Write the entries below out again exactly; any picture in them stays out.

» **Stored records**:
----------
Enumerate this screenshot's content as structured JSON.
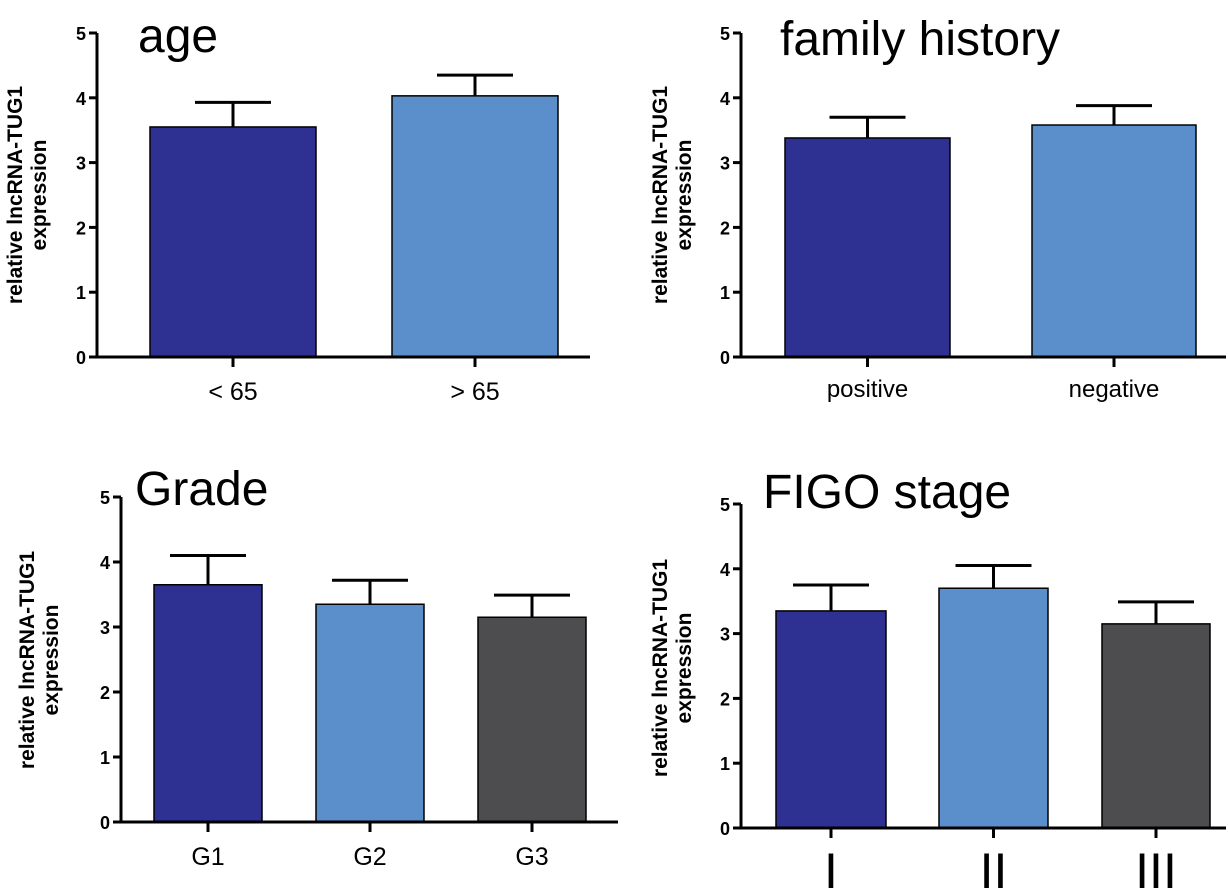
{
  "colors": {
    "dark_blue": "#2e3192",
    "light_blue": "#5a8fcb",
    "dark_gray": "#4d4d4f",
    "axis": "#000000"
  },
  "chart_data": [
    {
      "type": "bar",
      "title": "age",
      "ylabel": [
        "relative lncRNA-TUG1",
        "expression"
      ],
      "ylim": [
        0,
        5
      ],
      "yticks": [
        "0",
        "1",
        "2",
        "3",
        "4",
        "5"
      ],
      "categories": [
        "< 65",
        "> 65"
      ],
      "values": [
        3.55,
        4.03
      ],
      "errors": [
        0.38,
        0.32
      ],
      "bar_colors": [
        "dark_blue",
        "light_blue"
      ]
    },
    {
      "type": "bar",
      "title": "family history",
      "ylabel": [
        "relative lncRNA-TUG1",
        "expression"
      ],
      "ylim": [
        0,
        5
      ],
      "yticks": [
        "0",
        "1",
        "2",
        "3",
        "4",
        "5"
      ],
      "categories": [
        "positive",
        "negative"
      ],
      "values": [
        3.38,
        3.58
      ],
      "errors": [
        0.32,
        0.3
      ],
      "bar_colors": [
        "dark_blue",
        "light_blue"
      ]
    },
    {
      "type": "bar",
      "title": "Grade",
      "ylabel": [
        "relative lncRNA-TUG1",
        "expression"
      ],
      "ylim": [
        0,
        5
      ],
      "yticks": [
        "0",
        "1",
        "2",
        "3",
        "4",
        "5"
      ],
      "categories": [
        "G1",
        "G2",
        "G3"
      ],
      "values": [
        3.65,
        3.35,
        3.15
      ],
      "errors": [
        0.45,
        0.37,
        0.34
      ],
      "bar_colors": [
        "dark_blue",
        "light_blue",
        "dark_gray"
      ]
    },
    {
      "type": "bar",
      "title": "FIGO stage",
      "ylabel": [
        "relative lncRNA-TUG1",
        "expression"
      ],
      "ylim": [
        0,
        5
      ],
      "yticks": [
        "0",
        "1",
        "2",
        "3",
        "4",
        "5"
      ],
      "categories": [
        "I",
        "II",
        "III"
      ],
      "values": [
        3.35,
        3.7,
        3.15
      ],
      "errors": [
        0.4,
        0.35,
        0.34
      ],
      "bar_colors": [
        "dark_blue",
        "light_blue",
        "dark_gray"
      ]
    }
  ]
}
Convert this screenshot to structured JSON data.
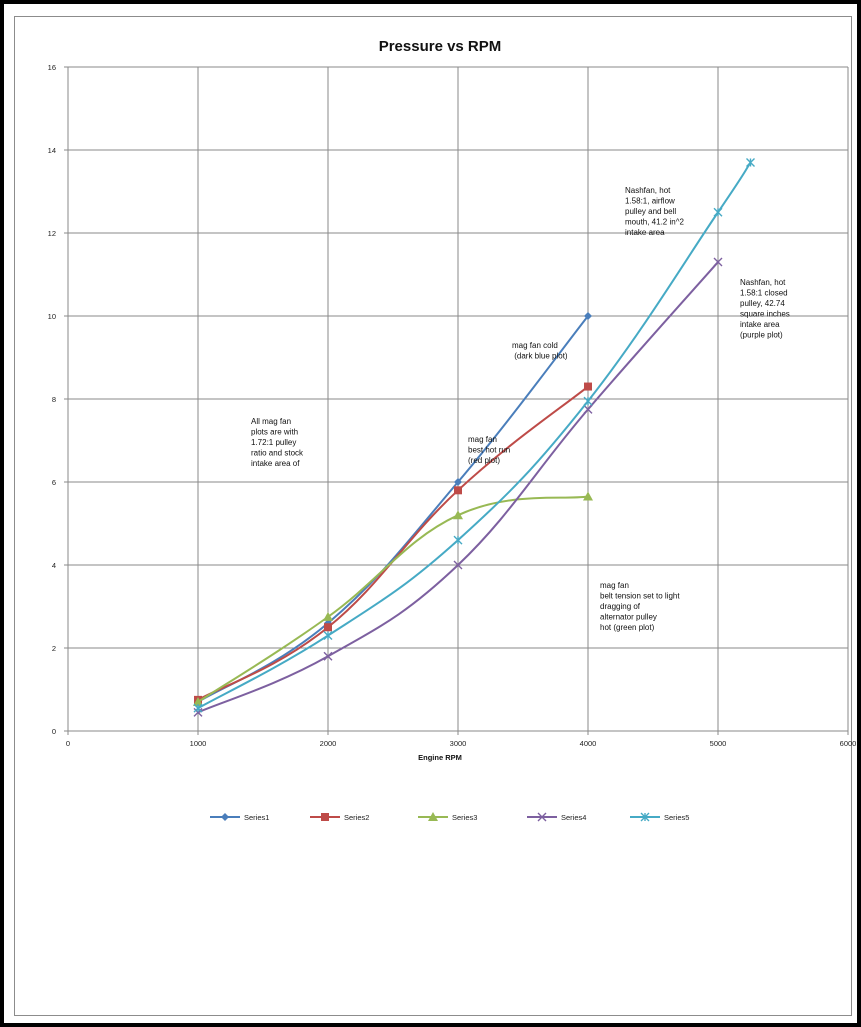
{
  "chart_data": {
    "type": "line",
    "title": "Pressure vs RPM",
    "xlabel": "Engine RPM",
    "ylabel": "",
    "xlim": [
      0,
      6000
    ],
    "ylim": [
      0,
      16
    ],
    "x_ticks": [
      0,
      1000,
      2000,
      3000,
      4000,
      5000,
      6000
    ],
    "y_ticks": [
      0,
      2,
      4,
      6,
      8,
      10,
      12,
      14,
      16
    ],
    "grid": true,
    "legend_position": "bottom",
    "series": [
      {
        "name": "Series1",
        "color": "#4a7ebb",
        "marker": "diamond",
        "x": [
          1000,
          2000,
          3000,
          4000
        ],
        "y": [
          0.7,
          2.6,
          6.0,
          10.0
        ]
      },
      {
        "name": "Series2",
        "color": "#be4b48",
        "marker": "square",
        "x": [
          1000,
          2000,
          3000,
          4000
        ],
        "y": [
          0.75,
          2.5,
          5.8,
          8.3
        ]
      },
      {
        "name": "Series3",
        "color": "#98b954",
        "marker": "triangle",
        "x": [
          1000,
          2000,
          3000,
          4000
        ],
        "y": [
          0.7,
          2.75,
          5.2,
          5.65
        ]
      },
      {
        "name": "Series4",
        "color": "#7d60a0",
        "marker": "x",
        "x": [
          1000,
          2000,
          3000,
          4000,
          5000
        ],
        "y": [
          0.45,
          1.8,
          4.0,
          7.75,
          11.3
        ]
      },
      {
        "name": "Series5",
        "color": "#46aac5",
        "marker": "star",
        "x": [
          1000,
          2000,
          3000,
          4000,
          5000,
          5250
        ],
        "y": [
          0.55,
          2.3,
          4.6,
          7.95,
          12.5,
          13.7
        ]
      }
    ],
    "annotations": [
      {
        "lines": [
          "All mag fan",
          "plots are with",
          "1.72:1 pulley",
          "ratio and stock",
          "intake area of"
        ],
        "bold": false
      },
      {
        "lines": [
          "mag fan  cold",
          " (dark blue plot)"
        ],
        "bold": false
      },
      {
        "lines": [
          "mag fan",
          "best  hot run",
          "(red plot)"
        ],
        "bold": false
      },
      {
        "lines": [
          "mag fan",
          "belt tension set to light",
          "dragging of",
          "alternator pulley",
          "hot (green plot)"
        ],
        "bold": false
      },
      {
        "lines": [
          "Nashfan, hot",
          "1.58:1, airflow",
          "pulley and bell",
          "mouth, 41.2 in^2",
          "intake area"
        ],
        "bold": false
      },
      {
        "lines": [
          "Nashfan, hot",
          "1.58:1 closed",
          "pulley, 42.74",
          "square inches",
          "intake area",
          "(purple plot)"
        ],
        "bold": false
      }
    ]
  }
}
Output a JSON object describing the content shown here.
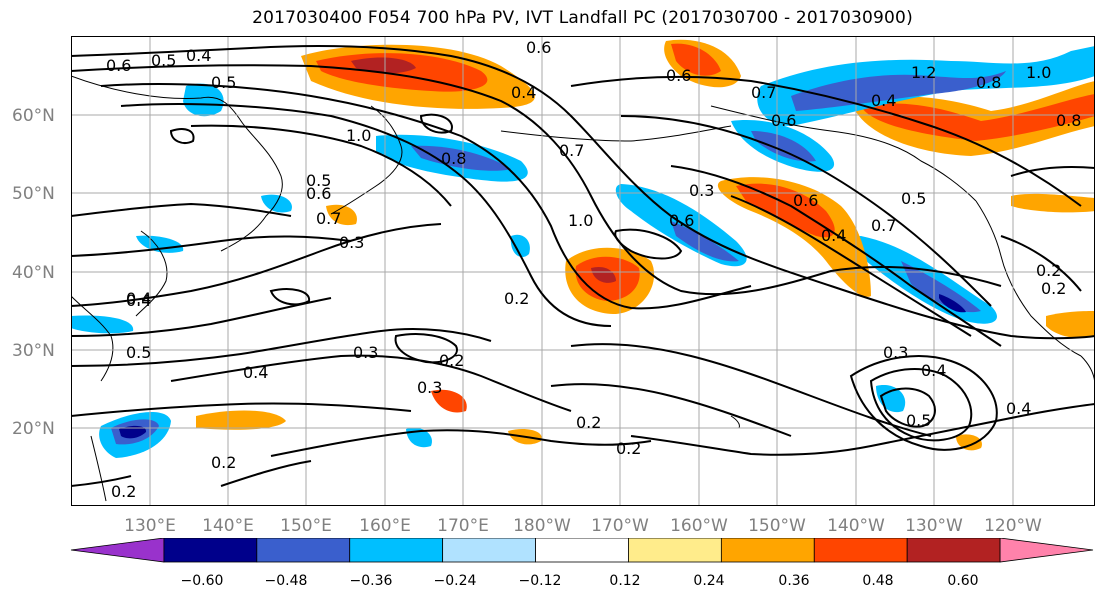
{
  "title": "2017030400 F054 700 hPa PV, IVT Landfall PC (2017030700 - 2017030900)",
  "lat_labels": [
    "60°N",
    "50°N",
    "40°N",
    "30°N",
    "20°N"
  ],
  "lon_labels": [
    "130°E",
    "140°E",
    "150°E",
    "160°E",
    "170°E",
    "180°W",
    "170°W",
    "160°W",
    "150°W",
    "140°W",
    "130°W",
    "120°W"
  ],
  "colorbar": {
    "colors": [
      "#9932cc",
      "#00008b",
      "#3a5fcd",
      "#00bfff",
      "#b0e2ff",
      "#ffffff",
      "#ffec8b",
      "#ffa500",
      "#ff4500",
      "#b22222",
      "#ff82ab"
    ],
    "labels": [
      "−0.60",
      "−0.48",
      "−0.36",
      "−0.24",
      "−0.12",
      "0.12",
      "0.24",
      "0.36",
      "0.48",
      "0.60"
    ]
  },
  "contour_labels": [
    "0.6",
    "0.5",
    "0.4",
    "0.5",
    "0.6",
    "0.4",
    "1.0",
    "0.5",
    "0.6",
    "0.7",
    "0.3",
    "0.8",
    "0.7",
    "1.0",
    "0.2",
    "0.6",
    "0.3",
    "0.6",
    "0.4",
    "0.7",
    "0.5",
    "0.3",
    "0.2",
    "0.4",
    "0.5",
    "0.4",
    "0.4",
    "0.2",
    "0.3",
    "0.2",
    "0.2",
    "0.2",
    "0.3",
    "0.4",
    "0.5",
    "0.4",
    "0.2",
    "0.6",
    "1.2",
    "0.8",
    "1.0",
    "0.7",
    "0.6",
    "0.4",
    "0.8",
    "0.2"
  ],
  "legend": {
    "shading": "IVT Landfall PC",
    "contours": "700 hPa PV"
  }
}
----------
» **Full solution**:
Enumerate this screenshot's content as structured JSON.
{
  "colors": {
    "dark_blue": "#2e3192",
    "light_blue": "#5a8fcb",
    "dark_gray": "#4d4d4f",
    "axis": "#000000"
  },
  "chart_data": [
    {
      "type": "bar",
      "title": "age",
      "ylabel": [
        "relative lncRNA-TUG1",
        "expression"
      ],
      "ylim": [
        0,
        5
      ],
      "yticks": [
        "0",
        "1",
        "2",
        "3",
        "4",
        "5"
      ],
      "categories": [
        "< 65",
        "> 65"
      ],
      "values": [
        3.55,
        4.03
      ],
      "errors": [
        0.38,
        0.32
      ],
      "bar_colors": [
        "dark_blue",
        "light_blue"
      ]
    },
    {
      "type": "bar",
      "title": "family history",
      "ylabel": [
        "relative lncRNA-TUG1",
        "expression"
      ],
      "ylim": [
        0,
        5
      ],
      "yticks": [
        "0",
        "1",
        "2",
        "3",
        "4",
        "5"
      ],
      "categories": [
        "positive",
        "negative"
      ],
      "values": [
        3.38,
        3.58
      ],
      "errors": [
        0.32,
        0.3
      ],
      "bar_colors": [
        "dark_blue",
        "light_blue"
      ]
    },
    {
      "type": "bar",
      "title": "Grade",
      "ylabel": [
        "relative lncRNA-TUG1",
        "expression"
      ],
      "ylim": [
        0,
        5
      ],
      "yticks": [
        "0",
        "1",
        "2",
        "3",
        "4",
        "5"
      ],
      "categories": [
        "G1",
        "G2",
        "G3"
      ],
      "values": [
        3.65,
        3.35,
        3.15
      ],
      "errors": [
        0.45,
        0.37,
        0.34
      ],
      "bar_colors": [
        "dark_blue",
        "light_blue",
        "dark_gray"
      ]
    },
    {
      "type": "bar",
      "title": "FIGO stage",
      "ylabel": [
        "relative lncRNA-TUG1",
        "expression"
      ],
      "ylim": [
        0,
        5
      ],
      "yticks": [
        "0",
        "1",
        "2",
        "3",
        "4",
        "5"
      ],
      "categories": [
        "I",
        "II",
        "III"
      ],
      "values": [
        3.35,
        3.7,
        3.15
      ],
      "errors": [
        0.4,
        0.35,
        0.34
      ],
      "bar_colors": [
        "dark_blue",
        "light_blue",
        "dark_gray"
      ]
    }
  ]
}
Convert this screenshot to structured JSON data.
{
  "chart_data": {
    "type": "line",
    "title": "Pressure vs RPM",
    "xlabel": "Engine RPM",
    "ylabel": "",
    "xlim": [
      0,
      6000
    ],
    "ylim": [
      0,
      16
    ],
    "x_ticks": [
      0,
      1000,
      2000,
      3000,
      4000,
      5000,
      6000
    ],
    "y_ticks": [
      0,
      2,
      4,
      6,
      8,
      10,
      12,
      14,
      16
    ],
    "grid": true,
    "legend_position": "bottom",
    "series": [
      {
        "name": "Series1",
        "color": "#4a7ebb",
        "marker": "diamond",
        "x": [
          1000,
          2000,
          3000,
          4000
        ],
        "y": [
          0.7,
          2.6,
          6.0,
          10.0
        ]
      },
      {
        "name": "Series2",
        "color": "#be4b48",
        "marker": "square",
        "x": [
          1000,
          2000,
          3000,
          4000
        ],
        "y": [
          0.75,
          2.5,
          5.8,
          8.3
        ]
      },
      {
        "name": "Series3",
        "color": "#98b954",
        "marker": "triangle",
        "x": [
          1000,
          2000,
          3000,
          4000
        ],
        "y": [
          0.7,
          2.75,
          5.2,
          5.65
        ]
      },
      {
        "name": "Series4",
        "color": "#7d60a0",
        "marker": "x",
        "x": [
          1000,
          2000,
          3000,
          4000,
          5000
        ],
        "y": [
          0.45,
          1.8,
          4.0,
          7.75,
          11.3
        ]
      },
      {
        "name": "Series5",
        "color": "#46aac5",
        "marker": "star",
        "x": [
          1000,
          2000,
          3000,
          4000,
          5000,
          5250
        ],
        "y": [
          0.55,
          2.3,
          4.6,
          7.95,
          12.5,
          13.7
        ]
      }
    ],
    "annotations": [
      {
        "lines": [
          "All mag fan",
          "plots are with",
          "1.72:1 pulley",
          "ratio and stock",
          "intake area of"
        ],
        "bold": false
      },
      {
        "lines": [
          "mag fan  cold",
          " (dark blue plot)"
        ],
        "bold": false
      },
      {
        "lines": [
          "mag fan",
          "best  hot run",
          "(red plot)"
        ],
        "bold": false
      },
      {
        "lines": [
          "mag fan",
          "belt tension set to light",
          "dragging of",
          "alternator pulley",
          "hot (green plot)"
        ],
        "bold": false
      },
      {
        "lines": [
          "Nashfan, hot",
          "1.58:1, airflow",
          "pulley and bell",
          "mouth, 41.2 in^2",
          "intake area"
        ],
        "bold": false
      },
      {
        "lines": [
          "Nashfan, hot",
          "1.58:1 closed",
          "pulley, 42.74",
          "square inches",
          "intake area",
          "(purple plot)"
        ],
        "bold": false
      }
    ]
  }
}
Output a JSON object describing the content shown here.
{
  "title": "2017030400 F054 700 hPa PV, IVT Landfall PC (2017030700 - 2017030900)",
  "lat_labels": [
    "60°N",
    "50°N",
    "40°N",
    "30°N",
    "20°N"
  ],
  "lon_labels": [
    "130°E",
    "140°E",
    "150°E",
    "160°E",
    "170°E",
    "180°W",
    "170°W",
    "160°W",
    "150°W",
    "140°W",
    "130°W",
    "120°W"
  ],
  "colorbar": {
    "colors": [
      "#9932cc",
      "#00008b",
      "#3a5fcd",
      "#00bfff",
      "#b0e2ff",
      "#ffffff",
      "#ffec8b",
      "#ffa500",
      "#ff4500",
      "#b22222",
      "#ff82ab"
    ],
    "labels": [
      "−0.60",
      "−0.48",
      "−0.36",
      "−0.24",
      "−0.12",
      "0.12",
      "0.24",
      "0.36",
      "0.48",
      "0.60"
    ]
  },
  "contour_labels": [
    "0.6",
    "0.5",
    "0.4",
    "0.5",
    "0.6",
    "0.4",
    "1.0",
    "0.5",
    "0.6",
    "0.7",
    "0.3",
    "0.8",
    "0.7",
    "1.0",
    "0.2",
    "0.6",
    "0.3",
    "0.6",
    "0.4",
    "0.7",
    "0.5",
    "0.3",
    "0.2",
    "0.4",
    "0.5",
    "0.4",
    "0.4",
    "0.2",
    "0.3",
    "0.2",
    "0.2",
    "0.2",
    "0.3",
    "0.4",
    "0.5",
    "0.4",
    "0.2",
    "0.6",
    "1.2",
    "0.8",
    "1.0",
    "0.7",
    "0.6",
    "0.4",
    "0.8",
    "0.2"
  ],
  "legend": {
    "shading": "IVT Landfall PC",
    "contours": "700 hPa PV"
  }
}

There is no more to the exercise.